Each line in the entries below that holds the string "text" is to be listed.

## Collection entries

[BEGIN]

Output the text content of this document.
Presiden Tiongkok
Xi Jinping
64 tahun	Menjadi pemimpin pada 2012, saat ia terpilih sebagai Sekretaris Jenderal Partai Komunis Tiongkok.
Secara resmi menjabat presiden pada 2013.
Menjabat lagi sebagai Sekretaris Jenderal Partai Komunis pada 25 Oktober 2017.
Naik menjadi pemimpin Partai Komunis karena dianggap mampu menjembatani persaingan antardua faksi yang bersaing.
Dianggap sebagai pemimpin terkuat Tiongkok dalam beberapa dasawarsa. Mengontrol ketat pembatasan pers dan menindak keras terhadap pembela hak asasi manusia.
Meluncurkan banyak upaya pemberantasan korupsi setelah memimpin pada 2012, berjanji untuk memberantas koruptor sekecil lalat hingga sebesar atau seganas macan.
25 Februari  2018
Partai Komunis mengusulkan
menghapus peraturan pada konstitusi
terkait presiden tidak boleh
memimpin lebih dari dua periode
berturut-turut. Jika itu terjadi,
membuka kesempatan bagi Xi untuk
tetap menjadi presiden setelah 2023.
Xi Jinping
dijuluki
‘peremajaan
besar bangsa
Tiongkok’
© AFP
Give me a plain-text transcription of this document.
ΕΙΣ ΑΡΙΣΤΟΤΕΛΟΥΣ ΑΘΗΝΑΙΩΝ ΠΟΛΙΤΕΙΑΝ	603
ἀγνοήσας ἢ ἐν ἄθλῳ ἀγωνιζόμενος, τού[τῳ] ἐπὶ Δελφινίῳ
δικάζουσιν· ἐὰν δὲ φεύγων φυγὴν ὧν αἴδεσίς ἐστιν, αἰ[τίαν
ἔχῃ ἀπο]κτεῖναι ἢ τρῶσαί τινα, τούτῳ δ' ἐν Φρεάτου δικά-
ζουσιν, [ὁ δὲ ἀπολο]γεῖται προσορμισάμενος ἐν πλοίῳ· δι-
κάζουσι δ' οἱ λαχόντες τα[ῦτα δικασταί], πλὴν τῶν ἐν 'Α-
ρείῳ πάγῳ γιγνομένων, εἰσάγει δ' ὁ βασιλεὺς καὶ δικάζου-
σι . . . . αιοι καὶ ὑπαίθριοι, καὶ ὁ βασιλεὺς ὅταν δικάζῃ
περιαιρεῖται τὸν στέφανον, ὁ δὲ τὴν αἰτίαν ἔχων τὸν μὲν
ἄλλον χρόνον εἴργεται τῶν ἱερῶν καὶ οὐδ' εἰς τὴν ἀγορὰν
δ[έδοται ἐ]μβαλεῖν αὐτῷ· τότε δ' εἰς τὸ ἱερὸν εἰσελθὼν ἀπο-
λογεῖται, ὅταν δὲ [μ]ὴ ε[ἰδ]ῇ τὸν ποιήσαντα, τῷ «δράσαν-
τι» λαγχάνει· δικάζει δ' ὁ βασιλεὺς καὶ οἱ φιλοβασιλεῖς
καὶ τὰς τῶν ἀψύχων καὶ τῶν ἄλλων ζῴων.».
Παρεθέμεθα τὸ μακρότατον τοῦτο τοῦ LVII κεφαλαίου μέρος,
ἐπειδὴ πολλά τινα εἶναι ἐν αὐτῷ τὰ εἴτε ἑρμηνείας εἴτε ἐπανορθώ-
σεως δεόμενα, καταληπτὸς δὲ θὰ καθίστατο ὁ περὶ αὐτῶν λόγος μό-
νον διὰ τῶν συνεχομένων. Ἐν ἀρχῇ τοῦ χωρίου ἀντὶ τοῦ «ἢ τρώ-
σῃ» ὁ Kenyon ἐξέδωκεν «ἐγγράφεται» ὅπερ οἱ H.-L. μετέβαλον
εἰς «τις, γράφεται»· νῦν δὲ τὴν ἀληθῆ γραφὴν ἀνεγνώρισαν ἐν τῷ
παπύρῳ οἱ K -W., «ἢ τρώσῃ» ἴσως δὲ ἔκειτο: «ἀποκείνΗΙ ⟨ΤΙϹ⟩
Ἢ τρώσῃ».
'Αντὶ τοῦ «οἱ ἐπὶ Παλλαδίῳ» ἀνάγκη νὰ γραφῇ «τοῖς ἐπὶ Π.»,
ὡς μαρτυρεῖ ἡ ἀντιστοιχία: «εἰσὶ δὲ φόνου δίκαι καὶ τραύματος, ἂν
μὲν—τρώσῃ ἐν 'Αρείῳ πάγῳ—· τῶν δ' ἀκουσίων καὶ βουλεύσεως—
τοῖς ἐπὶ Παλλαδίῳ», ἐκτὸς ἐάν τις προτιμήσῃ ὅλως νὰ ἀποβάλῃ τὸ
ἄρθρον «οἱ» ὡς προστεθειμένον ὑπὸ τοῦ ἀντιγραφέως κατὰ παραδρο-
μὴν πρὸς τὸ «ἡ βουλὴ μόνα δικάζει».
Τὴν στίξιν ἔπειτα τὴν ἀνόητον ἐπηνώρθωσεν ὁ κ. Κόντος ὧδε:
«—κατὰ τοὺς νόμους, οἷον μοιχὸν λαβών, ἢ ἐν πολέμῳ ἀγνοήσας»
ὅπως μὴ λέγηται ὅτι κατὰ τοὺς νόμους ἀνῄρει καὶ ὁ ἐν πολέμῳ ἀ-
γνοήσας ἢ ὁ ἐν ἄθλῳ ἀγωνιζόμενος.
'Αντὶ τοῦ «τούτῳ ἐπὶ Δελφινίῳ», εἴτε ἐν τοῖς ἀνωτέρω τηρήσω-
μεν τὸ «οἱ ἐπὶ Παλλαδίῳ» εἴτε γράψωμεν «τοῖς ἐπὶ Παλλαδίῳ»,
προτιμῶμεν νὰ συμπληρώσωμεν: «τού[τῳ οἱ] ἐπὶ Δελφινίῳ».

[END]

## Worked solution
Output the text content of this document.
Give me a plain-text transcription of this document.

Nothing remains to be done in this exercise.